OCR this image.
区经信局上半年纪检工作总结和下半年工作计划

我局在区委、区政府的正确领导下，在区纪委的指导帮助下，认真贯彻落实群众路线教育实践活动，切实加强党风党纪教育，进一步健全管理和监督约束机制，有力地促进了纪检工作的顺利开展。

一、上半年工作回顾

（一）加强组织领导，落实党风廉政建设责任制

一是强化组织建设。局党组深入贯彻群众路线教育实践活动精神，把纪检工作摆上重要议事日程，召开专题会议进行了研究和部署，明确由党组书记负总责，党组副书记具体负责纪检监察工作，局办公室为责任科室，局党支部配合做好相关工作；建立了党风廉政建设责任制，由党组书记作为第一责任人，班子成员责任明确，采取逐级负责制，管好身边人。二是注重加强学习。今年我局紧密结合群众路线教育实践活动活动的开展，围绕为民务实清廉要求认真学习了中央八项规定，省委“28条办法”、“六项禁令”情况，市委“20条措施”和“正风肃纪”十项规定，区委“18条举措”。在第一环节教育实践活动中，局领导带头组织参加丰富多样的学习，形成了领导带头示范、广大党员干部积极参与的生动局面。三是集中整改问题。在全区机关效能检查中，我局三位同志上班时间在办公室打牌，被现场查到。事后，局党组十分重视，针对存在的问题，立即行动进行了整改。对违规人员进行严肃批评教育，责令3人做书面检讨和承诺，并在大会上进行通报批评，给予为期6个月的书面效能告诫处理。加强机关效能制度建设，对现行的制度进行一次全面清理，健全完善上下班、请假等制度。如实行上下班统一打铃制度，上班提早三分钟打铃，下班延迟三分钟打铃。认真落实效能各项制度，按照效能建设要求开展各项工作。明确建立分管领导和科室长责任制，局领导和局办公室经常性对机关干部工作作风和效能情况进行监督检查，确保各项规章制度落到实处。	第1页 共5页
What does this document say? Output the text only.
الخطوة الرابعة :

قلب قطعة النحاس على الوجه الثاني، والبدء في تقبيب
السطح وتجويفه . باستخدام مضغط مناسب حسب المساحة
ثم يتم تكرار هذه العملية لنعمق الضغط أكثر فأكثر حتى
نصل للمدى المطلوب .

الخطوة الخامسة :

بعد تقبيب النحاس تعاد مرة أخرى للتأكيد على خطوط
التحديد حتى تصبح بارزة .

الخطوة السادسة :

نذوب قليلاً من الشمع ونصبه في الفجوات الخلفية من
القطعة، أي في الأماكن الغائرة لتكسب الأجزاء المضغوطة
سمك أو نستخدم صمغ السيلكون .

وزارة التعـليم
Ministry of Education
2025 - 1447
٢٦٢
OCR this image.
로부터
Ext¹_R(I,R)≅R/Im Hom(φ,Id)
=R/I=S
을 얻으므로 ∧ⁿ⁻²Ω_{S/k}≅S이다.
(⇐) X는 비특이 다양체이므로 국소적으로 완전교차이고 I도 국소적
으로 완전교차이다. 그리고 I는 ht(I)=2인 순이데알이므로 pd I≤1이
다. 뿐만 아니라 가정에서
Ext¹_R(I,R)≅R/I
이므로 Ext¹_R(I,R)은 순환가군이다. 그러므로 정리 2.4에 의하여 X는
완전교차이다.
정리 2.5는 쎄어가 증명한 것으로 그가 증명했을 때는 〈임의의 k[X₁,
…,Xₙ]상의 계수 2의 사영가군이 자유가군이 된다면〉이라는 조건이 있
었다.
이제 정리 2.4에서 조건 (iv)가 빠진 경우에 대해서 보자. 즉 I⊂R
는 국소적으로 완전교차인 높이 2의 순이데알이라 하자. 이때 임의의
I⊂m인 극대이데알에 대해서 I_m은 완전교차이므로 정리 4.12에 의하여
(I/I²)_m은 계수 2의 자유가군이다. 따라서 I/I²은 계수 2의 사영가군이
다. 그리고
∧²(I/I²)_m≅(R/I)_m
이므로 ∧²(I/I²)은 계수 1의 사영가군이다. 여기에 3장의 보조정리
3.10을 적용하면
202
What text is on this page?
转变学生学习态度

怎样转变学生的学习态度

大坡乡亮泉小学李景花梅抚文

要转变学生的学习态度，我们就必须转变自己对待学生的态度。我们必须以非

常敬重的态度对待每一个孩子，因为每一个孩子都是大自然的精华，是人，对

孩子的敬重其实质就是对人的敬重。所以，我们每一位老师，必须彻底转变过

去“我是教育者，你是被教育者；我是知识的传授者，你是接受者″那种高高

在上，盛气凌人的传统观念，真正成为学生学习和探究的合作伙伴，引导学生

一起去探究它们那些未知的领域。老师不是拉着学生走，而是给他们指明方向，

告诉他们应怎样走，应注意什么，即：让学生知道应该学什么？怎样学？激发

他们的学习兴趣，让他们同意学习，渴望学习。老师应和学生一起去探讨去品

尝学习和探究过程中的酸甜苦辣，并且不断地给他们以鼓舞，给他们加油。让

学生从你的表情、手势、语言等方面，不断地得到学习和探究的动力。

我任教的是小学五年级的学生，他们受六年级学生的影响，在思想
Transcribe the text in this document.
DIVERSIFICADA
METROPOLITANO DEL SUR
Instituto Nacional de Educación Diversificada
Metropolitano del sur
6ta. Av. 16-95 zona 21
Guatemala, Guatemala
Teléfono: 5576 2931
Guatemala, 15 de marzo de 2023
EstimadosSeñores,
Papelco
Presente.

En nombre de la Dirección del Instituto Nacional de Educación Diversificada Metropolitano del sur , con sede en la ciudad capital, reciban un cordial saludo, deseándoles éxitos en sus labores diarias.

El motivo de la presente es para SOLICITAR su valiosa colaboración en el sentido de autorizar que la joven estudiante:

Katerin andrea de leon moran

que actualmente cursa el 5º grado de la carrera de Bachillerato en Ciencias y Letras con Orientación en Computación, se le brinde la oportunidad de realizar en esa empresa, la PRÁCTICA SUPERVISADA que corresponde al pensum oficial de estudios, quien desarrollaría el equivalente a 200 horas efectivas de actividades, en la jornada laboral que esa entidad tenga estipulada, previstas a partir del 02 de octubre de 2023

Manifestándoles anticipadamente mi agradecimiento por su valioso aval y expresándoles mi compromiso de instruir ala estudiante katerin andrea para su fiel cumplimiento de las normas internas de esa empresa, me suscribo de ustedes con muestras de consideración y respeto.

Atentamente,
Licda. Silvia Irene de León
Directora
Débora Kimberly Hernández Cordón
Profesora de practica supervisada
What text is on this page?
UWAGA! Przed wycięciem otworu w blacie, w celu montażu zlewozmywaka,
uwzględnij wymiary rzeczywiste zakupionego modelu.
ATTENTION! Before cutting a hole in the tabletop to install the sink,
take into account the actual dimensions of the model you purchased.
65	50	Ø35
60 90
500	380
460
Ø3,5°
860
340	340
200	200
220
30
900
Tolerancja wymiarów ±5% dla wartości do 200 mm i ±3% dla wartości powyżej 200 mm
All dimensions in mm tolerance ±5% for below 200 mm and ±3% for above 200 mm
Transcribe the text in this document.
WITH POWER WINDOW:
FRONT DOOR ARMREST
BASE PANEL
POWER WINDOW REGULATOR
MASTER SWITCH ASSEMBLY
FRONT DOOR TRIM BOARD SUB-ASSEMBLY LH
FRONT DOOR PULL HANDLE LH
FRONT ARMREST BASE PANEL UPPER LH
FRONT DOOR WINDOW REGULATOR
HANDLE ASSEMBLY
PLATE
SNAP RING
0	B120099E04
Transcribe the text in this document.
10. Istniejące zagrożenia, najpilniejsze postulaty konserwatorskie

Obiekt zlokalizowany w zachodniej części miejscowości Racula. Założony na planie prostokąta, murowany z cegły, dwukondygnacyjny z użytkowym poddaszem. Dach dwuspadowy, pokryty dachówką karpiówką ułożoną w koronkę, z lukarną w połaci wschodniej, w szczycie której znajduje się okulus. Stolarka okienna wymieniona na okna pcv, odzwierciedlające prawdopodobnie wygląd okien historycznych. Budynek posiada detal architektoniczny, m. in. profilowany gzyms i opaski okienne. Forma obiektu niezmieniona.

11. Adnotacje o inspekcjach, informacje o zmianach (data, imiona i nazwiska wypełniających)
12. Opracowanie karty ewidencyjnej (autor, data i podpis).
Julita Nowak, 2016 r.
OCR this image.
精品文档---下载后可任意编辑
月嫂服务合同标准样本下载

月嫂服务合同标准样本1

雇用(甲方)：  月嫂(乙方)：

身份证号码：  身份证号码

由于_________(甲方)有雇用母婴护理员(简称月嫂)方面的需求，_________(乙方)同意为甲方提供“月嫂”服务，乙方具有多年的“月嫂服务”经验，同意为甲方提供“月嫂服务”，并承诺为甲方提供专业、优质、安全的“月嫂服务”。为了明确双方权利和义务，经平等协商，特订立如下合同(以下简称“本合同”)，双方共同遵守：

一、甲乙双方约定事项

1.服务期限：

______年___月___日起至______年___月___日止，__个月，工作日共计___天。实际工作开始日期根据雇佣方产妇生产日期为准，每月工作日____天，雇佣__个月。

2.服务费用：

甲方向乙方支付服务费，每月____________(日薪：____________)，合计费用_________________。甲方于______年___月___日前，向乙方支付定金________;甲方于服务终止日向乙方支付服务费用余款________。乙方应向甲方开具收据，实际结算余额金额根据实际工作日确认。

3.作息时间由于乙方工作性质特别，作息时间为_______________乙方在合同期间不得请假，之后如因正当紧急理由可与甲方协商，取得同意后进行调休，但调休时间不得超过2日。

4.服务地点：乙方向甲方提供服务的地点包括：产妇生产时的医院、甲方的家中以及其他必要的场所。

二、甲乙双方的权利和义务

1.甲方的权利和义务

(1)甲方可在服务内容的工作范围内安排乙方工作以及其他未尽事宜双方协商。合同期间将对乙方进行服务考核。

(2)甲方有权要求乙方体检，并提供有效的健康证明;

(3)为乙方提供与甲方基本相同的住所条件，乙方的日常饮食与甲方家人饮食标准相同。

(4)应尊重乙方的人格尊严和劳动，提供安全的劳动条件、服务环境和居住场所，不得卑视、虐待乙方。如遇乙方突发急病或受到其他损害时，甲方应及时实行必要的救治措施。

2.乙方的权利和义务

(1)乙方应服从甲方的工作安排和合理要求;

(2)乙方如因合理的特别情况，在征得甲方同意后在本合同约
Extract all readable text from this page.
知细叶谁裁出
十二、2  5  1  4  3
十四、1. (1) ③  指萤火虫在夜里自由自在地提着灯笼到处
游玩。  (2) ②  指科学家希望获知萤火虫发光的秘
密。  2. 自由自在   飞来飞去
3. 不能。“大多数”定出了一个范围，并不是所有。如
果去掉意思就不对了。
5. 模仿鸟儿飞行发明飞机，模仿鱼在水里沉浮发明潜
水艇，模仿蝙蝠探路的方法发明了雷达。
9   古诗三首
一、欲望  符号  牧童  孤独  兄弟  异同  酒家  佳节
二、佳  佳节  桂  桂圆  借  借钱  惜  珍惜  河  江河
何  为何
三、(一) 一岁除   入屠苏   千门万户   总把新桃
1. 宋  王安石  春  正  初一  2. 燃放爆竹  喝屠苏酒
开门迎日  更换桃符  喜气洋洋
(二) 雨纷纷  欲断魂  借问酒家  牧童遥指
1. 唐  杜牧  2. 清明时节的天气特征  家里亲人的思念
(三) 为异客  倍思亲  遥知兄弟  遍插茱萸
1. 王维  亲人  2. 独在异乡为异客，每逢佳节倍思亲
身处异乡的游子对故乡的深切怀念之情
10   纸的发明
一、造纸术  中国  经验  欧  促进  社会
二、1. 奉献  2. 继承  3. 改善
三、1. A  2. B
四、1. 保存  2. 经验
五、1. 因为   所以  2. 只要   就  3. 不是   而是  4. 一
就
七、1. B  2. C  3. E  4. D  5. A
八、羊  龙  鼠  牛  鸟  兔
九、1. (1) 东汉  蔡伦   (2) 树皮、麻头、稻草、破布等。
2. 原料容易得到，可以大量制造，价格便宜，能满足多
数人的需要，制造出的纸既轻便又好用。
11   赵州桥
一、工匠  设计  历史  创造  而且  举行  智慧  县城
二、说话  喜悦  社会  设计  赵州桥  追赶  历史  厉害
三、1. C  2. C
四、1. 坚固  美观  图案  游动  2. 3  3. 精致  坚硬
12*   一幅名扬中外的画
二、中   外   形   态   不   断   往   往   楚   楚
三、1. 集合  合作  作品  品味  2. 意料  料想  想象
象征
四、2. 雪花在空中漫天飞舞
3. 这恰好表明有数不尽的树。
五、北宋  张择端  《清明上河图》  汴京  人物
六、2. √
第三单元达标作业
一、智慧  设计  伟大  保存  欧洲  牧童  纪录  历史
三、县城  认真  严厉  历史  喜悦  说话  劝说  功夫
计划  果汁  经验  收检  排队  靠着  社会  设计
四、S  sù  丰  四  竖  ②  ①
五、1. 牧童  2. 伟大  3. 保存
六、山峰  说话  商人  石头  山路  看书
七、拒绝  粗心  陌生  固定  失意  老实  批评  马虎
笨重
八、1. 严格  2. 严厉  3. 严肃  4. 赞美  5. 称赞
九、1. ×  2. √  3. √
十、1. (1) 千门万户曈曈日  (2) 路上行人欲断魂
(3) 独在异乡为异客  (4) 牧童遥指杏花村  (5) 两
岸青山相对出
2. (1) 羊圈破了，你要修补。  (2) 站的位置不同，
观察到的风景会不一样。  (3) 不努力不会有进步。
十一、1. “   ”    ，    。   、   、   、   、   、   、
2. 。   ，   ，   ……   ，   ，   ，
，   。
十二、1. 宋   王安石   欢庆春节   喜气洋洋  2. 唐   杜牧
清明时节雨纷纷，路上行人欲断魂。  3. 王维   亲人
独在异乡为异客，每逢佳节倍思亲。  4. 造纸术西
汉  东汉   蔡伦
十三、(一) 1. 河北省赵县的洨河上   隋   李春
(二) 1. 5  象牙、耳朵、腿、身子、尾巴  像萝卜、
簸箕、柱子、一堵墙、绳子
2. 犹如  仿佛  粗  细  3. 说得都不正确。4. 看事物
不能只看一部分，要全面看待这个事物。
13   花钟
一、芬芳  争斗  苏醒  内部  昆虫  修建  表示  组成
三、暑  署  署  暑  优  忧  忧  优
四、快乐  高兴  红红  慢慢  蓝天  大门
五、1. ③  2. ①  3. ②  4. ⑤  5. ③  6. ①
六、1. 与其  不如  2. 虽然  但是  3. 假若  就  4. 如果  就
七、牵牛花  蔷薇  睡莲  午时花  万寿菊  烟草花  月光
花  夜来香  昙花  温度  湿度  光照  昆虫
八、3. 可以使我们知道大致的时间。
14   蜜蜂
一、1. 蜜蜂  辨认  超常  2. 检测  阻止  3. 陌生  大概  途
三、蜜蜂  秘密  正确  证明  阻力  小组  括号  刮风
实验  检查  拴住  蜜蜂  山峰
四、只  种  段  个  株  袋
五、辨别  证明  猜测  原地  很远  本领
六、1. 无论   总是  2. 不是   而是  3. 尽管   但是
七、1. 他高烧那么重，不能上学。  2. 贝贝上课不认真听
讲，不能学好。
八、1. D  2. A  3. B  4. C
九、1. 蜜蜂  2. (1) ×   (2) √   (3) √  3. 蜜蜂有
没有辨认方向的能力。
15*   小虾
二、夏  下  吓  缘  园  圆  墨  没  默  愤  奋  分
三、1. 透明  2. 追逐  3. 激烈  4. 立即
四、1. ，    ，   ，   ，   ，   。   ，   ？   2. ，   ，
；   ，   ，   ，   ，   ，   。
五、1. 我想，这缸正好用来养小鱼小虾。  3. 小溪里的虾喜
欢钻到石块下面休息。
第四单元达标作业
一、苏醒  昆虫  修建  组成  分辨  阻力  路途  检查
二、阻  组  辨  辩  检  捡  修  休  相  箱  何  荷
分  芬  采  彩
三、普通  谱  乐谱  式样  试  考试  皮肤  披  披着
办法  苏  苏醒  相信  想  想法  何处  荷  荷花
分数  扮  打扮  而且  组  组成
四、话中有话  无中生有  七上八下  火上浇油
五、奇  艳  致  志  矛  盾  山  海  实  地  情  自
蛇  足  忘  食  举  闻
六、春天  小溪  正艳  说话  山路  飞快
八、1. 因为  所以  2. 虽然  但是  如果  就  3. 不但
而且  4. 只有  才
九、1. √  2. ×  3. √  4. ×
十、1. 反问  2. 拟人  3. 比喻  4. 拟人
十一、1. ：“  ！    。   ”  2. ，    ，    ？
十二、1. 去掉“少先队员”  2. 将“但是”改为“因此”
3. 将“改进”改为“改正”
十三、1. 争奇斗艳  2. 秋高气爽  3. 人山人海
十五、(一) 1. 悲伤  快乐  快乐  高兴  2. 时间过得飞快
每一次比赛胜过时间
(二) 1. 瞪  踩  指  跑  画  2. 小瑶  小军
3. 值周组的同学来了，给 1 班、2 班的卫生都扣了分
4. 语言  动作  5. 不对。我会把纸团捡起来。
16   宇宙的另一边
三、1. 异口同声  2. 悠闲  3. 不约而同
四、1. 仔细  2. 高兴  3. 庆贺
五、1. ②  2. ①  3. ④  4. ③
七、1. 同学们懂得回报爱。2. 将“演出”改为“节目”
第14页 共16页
-----
* THE TASK:
Pick out the lines that have the word "PANEL". Copy them all.

* REPLY:
BASE PANEL
FRONT ARMREST BASE PANEL UPPER LH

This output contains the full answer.